Return the whole listing, line for line, without the pictures in it.

Saved entries
□ □ □ □ □ □ □

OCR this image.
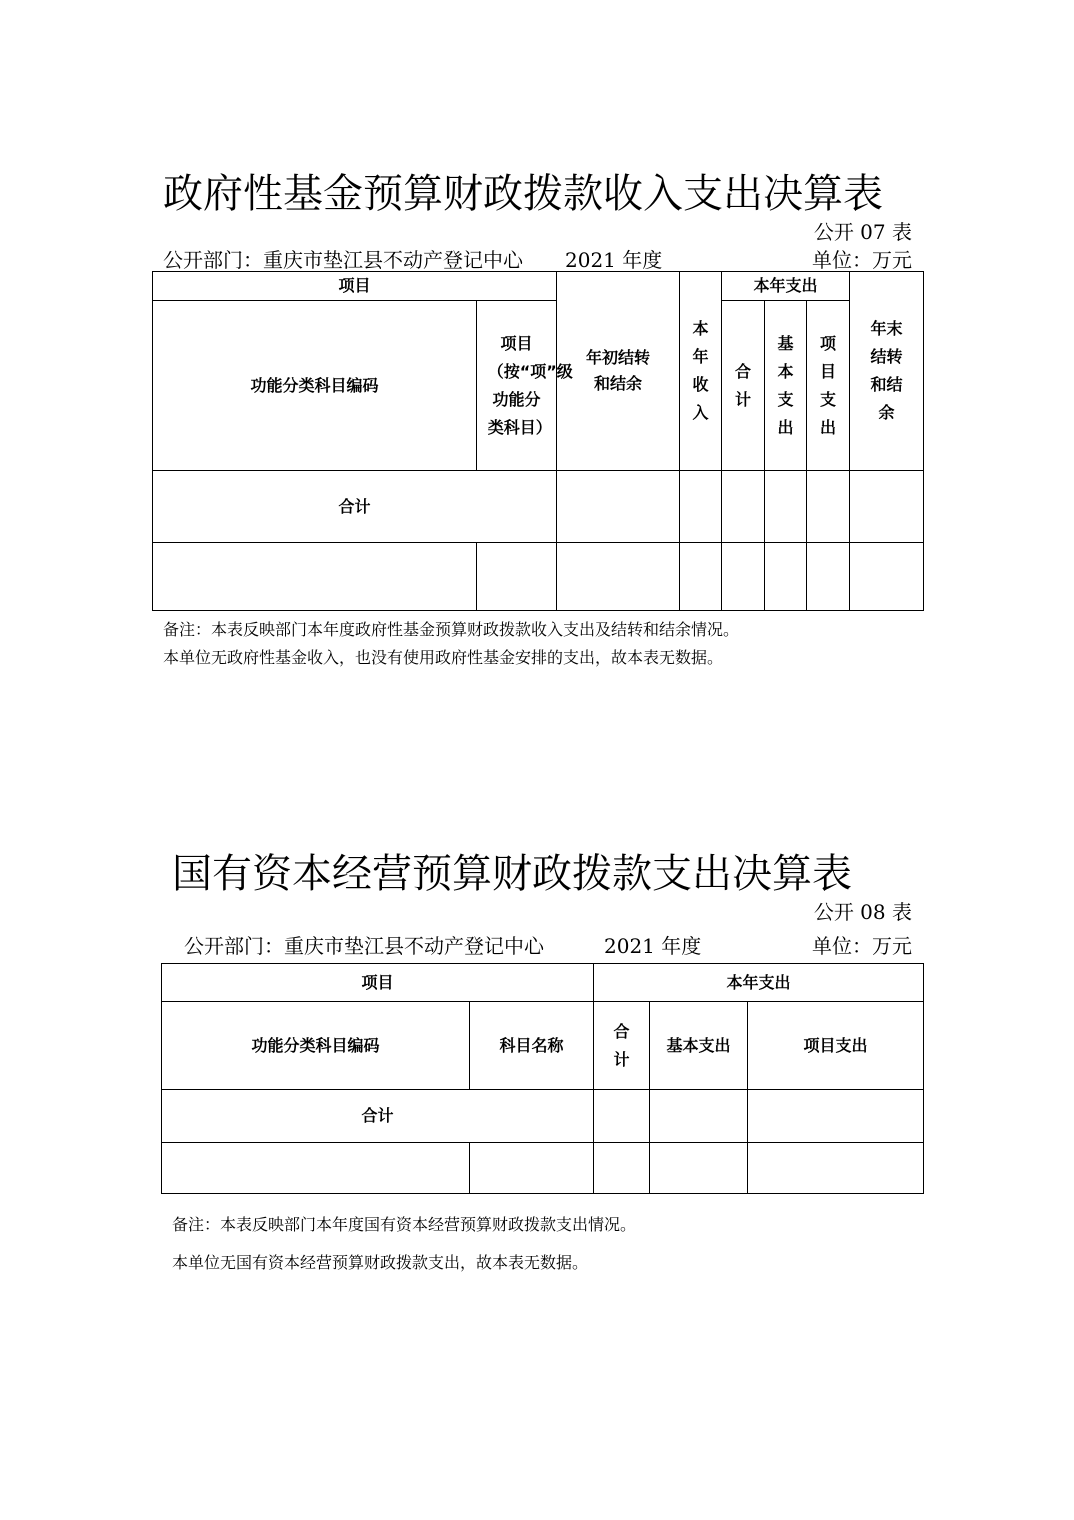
政府性基金预算财政拨款收入支出决算表
公开 07 表
公开部门：重庆市垫江县不动产登记中心 2021 年度	单位：万元
项目		年初结转和结余	本年收入	本年支出			年末结转和结余
功能分类科目编码	项目（按“项”级功能分类科目）			合计	基本支出	项目支出	
合计							

备注：本表反映部门本年度政府性基金预算财政拨款收入支出及结转和结余情况。
本单位无政府性基金收入，也没有使用政府性基金安排的支出，故本表无数据。
国有资本经营预算财政拨款支出决算表
公开 08 表
公开部门：重庆市垫江县不动产登记中心	2021 年度	单位：万元
项目		本年支出		
功能分类科目编码	科目名称	合计	基本支出	项目支出
合计				

备注：本表反映部门本年度国有资本经营预算财政拨款支出情况。
本单位无国有资本经营预算财政拨款支出，故本表无数据。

□ □ □ □ □ □ □

## Final result
OCR this image.
政府性基金预算财政拨款收入支出决算表
公开 07 表
公开部门：重庆市垫江县不动产登记中心 2021 年度	单位：万元
项目		年初结转和结余	本年收入	本年支出			年末结转和结余
功能分类科目编码	项目（按“项”级功能分类科目）			合计	基本支出	项目支出	
合计							

备注：本表反映部门本年度政府性基金预算财政拨款收入支出及结转和结余情况。
本单位无政府性基金收入，也没有使用政府性基金安排的支出，故本表无数据。
国有资本经营预算财政拨款支出决算表
公开 08 表
公开部门：重庆市垫江县不动产登记中心	2021 年度	单位：万元
项目		本年支出		
功能分类科目编码	科目名称	合计	基本支出	项目支出
合计				

备注：本表反映部门本年度国有资本经营预算财政拨款支出情况。
本单位无国有资本经营预算财政拨款支出，故本表无数据。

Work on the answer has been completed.